▸ **WORK INSTRUCTIONS**:
Show every line that has the string "size" in it.

Extracted data entries
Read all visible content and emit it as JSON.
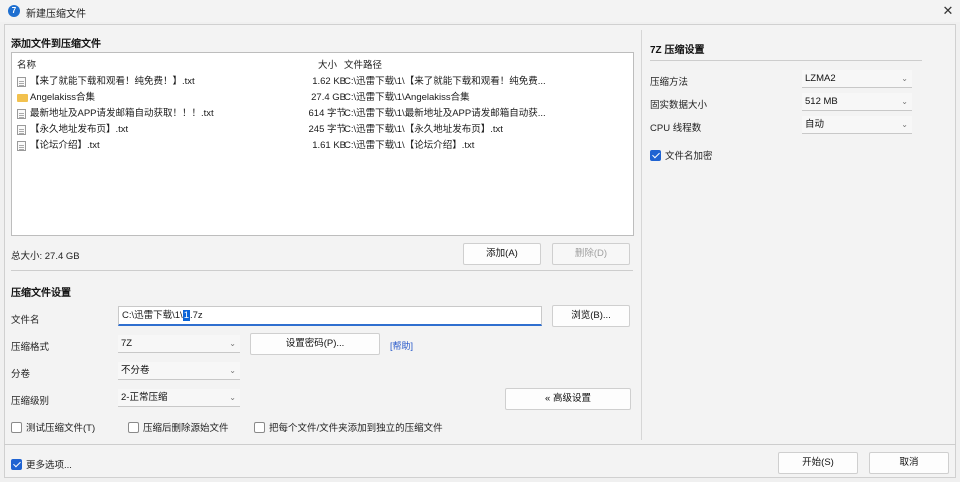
{
  "window": {
    "title": "新建压缩文件",
    "app_icon": "7z-icon"
  },
  "add_files": {
    "section_title": "添加文件到压缩文件",
    "columns": {
      "name": "名称",
      "size": "大小",
      "path": "文件路径"
    },
    "rows": [
      {
        "icon": "document-icon",
        "name": "【来了就能下载和观看！纯免费！】.txt",
        "size": "1.62 KB",
        "path": "C:\\迅雷下载\\1\\【来了就能下载和观看！纯免费..."
      },
      {
        "icon": "folder-icon",
        "name": "Angelakiss合集",
        "size": "27.4 GB",
        "path": "C:\\迅雷下载\\1\\Angelakiss合集"
      },
      {
        "icon": "document-icon",
        "name": "最新地址及APP请发邮箱自动获取！！！.txt",
        "size": "614 字节",
        "path": "C:\\迅雷下载\\1\\最新地址及APP请发邮箱自动获..."
      },
      {
        "icon": "document-icon",
        "name": "【永久地址发布页】.txt",
        "size": "245 字节",
        "path": "C:\\迅雷下载\\1\\【永久地址发布页】.txt"
      },
      {
        "icon": "document-icon",
        "name": "【论坛介绍】.txt",
        "size": "1.61 KB",
        "path": "C:\\迅雷下载\\1\\【论坛介绍】.txt"
      }
    ],
    "total_label": "总大小: 27.4 GB",
    "add_button": "添加(A)",
    "remove_button": "删除(D)"
  },
  "archive_settings": {
    "section_title": "压缩文件设置",
    "filename_label": "文件名",
    "filename_prefix": "C:\\迅雷下载\\1\\",
    "filename_selected": "1",
    "filename_suffix": ".7z",
    "browse_button": "浏览(B)...",
    "format_label": "压缩格式",
    "format_value": "7Z",
    "set_password_button": "设置密码(P)...",
    "help_link": "[帮助]",
    "split_label": "分卷",
    "split_value": "不分卷",
    "level_label": "压缩级别",
    "level_value": "2-正常压缩",
    "advanced_button": "« 高级设置",
    "options": [
      {
        "label": "测试压缩文件(T)",
        "checked": false
      },
      {
        "label": "压缩后删除源始文件",
        "checked": false
      },
      {
        "label": "把每个文件/文件夹添加到独立的压缩文件",
        "checked": false
      }
    ]
  },
  "right_panel": {
    "title": "7Z 压缩设置",
    "method_label": "压缩方法",
    "method_value": "LZMA2",
    "dict_label": "固实数据大小",
    "dict_value": "512 MB",
    "threads_label": "CPU 线程数",
    "threads_value": "自动",
    "encrypt_names_label": "文件名加密",
    "encrypt_names_checked": true
  },
  "footer": {
    "more_options_label": "更多选项...",
    "more_options_checked": true,
    "start_button": "开始(S)",
    "cancel_button": "取消"
  },
  "colors": {
    "accent": "#1f63d2",
    "link": "#2355c9",
    "selection": "#0a64d8"
  }
}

▸ **THE ANSWER**:
      "size": "大小",
        "size": "1.62 KB",
        "size": "27.4 GB",
        "size": "614 字节",
        "size": "245 字节",
        "size": "1.61 KB",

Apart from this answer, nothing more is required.